[Extracted data entries]
_ _ _ _ _ _ _
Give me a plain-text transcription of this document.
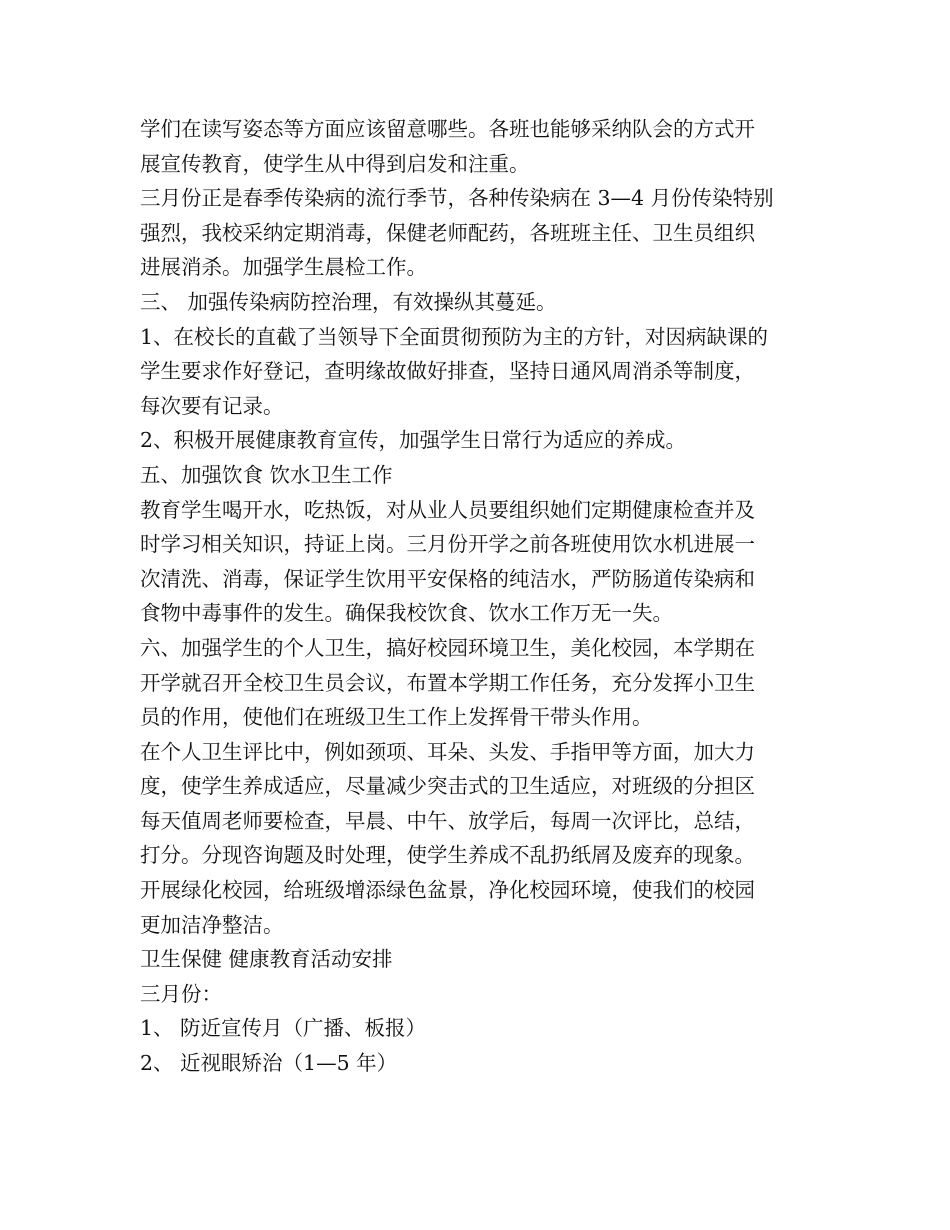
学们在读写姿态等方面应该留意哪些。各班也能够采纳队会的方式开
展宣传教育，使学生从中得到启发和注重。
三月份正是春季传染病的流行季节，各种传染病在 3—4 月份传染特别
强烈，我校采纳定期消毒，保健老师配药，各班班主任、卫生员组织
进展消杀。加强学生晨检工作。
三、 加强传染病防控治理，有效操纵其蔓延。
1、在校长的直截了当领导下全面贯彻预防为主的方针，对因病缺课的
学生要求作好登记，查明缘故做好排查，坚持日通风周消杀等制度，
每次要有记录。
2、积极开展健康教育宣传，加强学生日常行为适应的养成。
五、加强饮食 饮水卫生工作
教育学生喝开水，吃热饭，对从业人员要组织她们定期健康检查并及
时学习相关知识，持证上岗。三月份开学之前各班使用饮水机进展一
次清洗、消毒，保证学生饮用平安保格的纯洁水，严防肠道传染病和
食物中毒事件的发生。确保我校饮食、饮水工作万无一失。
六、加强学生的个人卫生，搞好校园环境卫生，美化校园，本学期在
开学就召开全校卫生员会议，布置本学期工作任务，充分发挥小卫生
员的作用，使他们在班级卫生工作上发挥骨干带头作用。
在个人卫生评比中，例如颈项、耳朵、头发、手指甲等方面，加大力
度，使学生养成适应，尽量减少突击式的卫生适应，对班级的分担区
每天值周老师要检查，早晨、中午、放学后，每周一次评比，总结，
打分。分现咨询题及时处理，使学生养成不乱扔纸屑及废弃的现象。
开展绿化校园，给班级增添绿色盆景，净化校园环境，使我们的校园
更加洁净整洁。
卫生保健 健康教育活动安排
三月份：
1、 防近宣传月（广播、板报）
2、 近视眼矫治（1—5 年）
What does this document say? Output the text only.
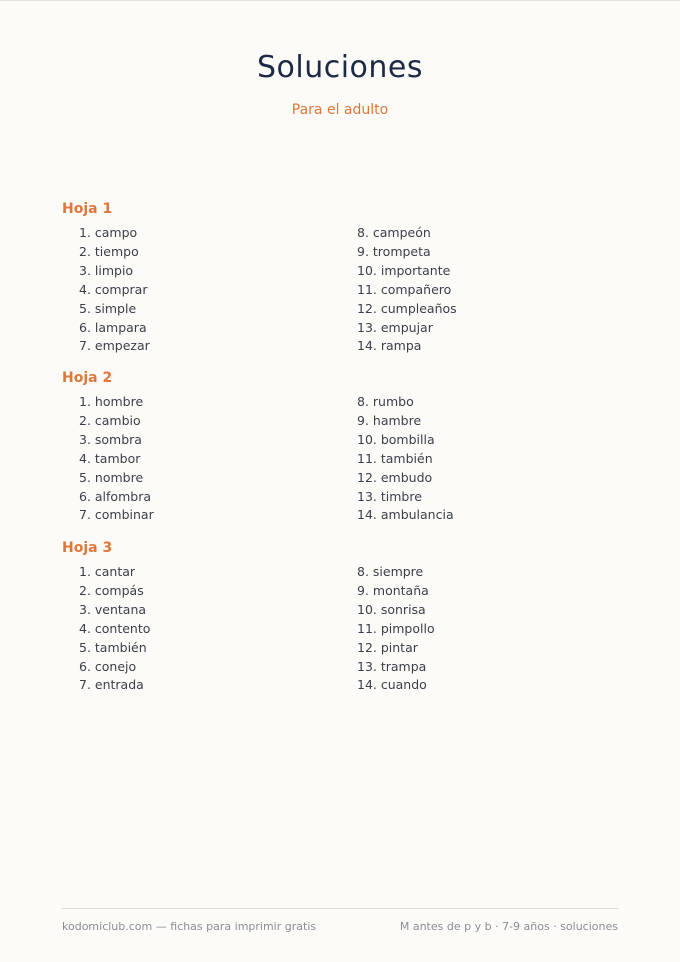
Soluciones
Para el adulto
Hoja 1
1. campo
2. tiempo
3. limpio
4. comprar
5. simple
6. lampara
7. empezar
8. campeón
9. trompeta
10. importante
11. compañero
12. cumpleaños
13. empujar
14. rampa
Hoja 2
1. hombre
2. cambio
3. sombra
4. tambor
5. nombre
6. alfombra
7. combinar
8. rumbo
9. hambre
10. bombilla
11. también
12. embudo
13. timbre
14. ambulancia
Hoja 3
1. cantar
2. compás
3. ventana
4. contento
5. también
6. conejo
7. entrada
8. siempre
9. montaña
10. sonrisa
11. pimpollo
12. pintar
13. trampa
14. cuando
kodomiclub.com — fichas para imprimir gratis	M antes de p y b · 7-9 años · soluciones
_ _ _ _ _ _ _
** Exercise instructions **
Pictures don't belong in the copy. Restate all the entries exactly.

** Written answer **
Give me a plain-text transcription of this document.
学们在读写姿态等方面应该留意哪些。各班也能够采纳队会的方式开
展宣传教育，使学生从中得到启发和注重。
三月份正是春季传染病的流行季节，各种传染病在 3—4 月份传染特别
强烈，我校采纳定期消毒，保健老师配药，各班班主任、卫生员组织
进展消杀。加强学生晨检工作。
三、 加强传染病防控治理，有效操纵其蔓延。
1、在校长的直截了当领导下全面贯彻预防为主的方针，对因病缺课的
学生要求作好登记，查明缘故做好排查，坚持日通风周消杀等制度，
每次要有记录。
2、积极开展健康教育宣传，加强学生日常行为适应的养成。
五、加强饮食 饮水卫生工作
教育学生喝开水，吃热饭，对从业人员要组织她们定期健康检查并及
时学习相关知识，持证上岗。三月份开学之前各班使用饮水机进展一
次清洗、消毒，保证学生饮用平安保格的纯洁水，严防肠道传染病和
食物中毒事件的发生。确保我校饮食、饮水工作万无一失。
六、加强学生的个人卫生，搞好校园环境卫生，美化校园，本学期在
开学就召开全校卫生员会议，布置本学期工作任务，充分发挥小卫生
员的作用，使他们在班级卫生工作上发挥骨干带头作用。
在个人卫生评比中，例如颈项、耳朵、头发、手指甲等方面，加大力
度，使学生养成适应，尽量减少突击式的卫生适应，对班级的分担区
每天值周老师要检查，早晨、中午、放学后，每周一次评比，总结，
打分。分现咨询题及时处理，使学生养成不乱扔纸屑及废弃的现象。
开展绿化校园，给班级增添绿色盆景，净化校园环境，使我们的校园
更加洁净整洁。
卫生保健 健康教育活动安排
三月份：
1、 防近宣传月（广播、板报）
2、 近视眼矫治（1—5 年）
What does this document say? Output the text only.
Soluciones
Para el adulto
Hoja 1
1. campo
2. tiempo
3. limpio
4. comprar
5. simple
6. lampara
7. empezar
8. campeón
9. trompeta
10. importante
11. compañero
12. cumpleaños
13. empujar
14. rampa
Hoja 2
1. hombre
2. cambio
3. sombra
4. tambor
5. nombre
6. alfombra
7. combinar
8. rumbo
9. hambre
10. bombilla
11. también
12. embudo
13. timbre
14. ambulancia
Hoja 3
1. cantar
2. compás
3. ventana
4. contento
5. también
6. conejo
7. entrada
8. siempre
9. montaña
10. sonrisa
11. pimpollo
12. pintar
13. trampa
14. cuando
kodomiclub.com — fichas para imprimir gratis	M antes de p y b · 7-9 años · soluciones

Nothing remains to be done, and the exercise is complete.